Task prompt
Retype all the records with nothing changed.
++++ Material for the task ++++
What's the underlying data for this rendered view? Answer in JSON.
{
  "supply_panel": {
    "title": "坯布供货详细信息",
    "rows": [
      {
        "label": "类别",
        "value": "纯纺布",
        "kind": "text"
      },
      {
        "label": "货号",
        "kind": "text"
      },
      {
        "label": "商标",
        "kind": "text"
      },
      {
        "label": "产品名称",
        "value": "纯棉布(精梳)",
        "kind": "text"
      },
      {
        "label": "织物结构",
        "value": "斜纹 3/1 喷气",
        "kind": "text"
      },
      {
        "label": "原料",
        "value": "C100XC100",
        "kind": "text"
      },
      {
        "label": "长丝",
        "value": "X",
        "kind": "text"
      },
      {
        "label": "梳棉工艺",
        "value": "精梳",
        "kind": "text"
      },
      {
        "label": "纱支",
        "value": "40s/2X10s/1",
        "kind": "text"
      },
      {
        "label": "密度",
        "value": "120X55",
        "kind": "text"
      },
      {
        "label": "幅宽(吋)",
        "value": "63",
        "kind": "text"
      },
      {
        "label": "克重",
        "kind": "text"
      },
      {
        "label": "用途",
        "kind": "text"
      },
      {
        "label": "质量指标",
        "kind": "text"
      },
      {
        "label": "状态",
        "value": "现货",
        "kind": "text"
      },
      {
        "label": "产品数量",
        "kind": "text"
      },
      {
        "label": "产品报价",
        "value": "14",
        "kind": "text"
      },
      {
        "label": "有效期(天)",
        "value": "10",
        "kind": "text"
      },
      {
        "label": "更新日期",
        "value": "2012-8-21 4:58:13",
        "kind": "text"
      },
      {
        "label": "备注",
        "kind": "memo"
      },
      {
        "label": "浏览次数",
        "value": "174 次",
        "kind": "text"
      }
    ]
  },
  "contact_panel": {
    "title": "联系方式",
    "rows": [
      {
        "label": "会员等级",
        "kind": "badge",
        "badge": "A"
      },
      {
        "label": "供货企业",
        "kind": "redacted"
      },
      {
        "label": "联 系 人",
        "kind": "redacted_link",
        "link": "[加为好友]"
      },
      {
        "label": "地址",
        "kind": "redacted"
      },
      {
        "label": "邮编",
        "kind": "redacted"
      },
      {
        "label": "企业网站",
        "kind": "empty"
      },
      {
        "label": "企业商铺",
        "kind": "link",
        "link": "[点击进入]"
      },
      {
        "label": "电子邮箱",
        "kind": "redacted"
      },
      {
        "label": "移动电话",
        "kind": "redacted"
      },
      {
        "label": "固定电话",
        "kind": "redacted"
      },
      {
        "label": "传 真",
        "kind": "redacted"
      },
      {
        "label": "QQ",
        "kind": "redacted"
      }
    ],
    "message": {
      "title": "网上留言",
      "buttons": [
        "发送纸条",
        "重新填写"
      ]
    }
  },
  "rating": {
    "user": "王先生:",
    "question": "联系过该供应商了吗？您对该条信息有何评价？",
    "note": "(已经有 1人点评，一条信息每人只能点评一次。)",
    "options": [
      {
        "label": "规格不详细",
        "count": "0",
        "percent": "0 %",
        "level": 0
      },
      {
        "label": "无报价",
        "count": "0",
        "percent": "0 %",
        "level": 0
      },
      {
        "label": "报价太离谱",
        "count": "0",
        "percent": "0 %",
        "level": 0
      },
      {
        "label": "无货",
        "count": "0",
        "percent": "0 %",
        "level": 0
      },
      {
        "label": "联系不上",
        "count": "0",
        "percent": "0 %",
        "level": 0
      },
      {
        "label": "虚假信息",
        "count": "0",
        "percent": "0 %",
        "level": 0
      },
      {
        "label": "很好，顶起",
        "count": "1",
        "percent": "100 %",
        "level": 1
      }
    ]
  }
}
++++
The completed task
What's the underlying data for this rendered view? Answer in JSON.
{
  "supply_panel": {
    "title": "坯布供货详细信息",
    "rows": [
      {
        "label": "类别",
        "value": "纯纺布",
        "kind": "text"
      },
      {
        "label": "货号",
        "kind": "text"
      },
      {
        "label": "商标",
        "kind": "text"
      },
      {
        "label": "产品名称",
        "value": "纯棉布(精梳)",
        "kind": "text"
      },
      {
        "label": "织物结构",
        "value": "斜纹 3/1 喷气",
        "kind": "text"
      },
      {
        "label": "原料",
        "value": "C100XC100",
        "kind": "text"
      },
      {
        "label": "长丝",
        "value": "X",
        "kind": "text"
      },
      {
        "label": "梳棉工艺",
        "value": "精梳",
        "kind": "text"
      },
      {
        "label": "纱支",
        "value": "40s/2X10s/1",
        "kind": "text"
      },
      {
        "label": "密度",
        "value": "120X55",
        "kind": "text"
      },
      {
        "label": "幅宽(吋)",
        "value": "63",
        "kind": "text"
      },
      {
        "label": "克重",
        "kind": "text"
      },
      {
        "label": "用途",
        "kind": "text"
      },
      {
        "label": "质量指标",
        "kind": "text"
      },
      {
        "label": "状态",
        "value": "现货",
        "kind": "text"
      },
      {
        "label": "产品数量",
        "kind": "text"
      },
      {
        "label": "产品报价",
        "value": "14",
        "kind": "text"
      },
      {
        "label": "有效期(天)",
        "value": "10",
        "kind": "text"
      },
      {
        "label": "更新日期",
        "value": "2012-8-21 4:58:13",
        "kind": "text"
      },
      {
        "label": "备注",
        "kind": "memo"
      },
      {
        "label": "浏览次数",
        "value": "174 次",
        "kind": "text"
      }
    ]
  },
  "contact_panel": {
    "title": "联系方式",
    "rows": [
      {
        "label": "会员等级",
        "kind": "badge",
        "badge": "A"
      },
      {
        "label": "供货企业",
        "kind": "redacted"
      },
      {
        "label": "联 系 人",
        "kind": "redacted_link",
        "link": "[加为好友]"
      },
      {
        "label": "地址",
        "kind": "redacted"
      },
      {
        "label": "邮编",
        "kind": "redacted"
      },
      {
        "label": "企业网站",
        "kind": "empty"
      },
      {
        "label": "企业商铺",
        "kind": "link",
        "link": "[点击进入]"
      },
      {
        "label": "电子邮箱",
        "kind": "redacted"
      },
      {
        "label": "移动电话",
        "kind": "redacted"
      },
      {
        "label": "固定电话",
        "kind": "redacted"
      },
      {
        "label": "传 真",
        "kind": "redacted"
      },
      {
        "label": "QQ",
        "kind": "redacted"
      }
    ],
    "message": {
      "title": "网上留言",
      "buttons": [
        "发送纸条",
        "重新填写"
      ]
    }
  },
  "rating": {
    "user": "王先生:",
    "question": "联系过该供应商了吗？您对该条信息有何评价？",
    "note": "(已经有 1人点评，一条信息每人只能点评一次。)",
    "options": [
      {
        "label": "规格不详细",
        "count": "0",
        "percent": "0 %",
        "level": 0
      },
      {
        "label": "无报价",
        "count": "0",
        "percent": "0 %",
        "level": 0
      },
      {
        "label": "报价太离谱",
        "count": "0",
        "percent": "0 %",
        "level": 0
      },
      {
        "label": "无货",
        "count": "0",
        "percent": "0 %",
        "level": 0
      },
      {
        "label": "联系不上",
        "count": "0",
        "percent": "0 %",
        "level": 0
      },
      {
        "label": "虚假信息",
        "count": "0",
        "percent": "0 %",
        "level": 0
      },
      {
        "label": "很好，顶起",
        "count": "1",
        "percent": "100 %",
        "level": 1
      }
    ]
  }
}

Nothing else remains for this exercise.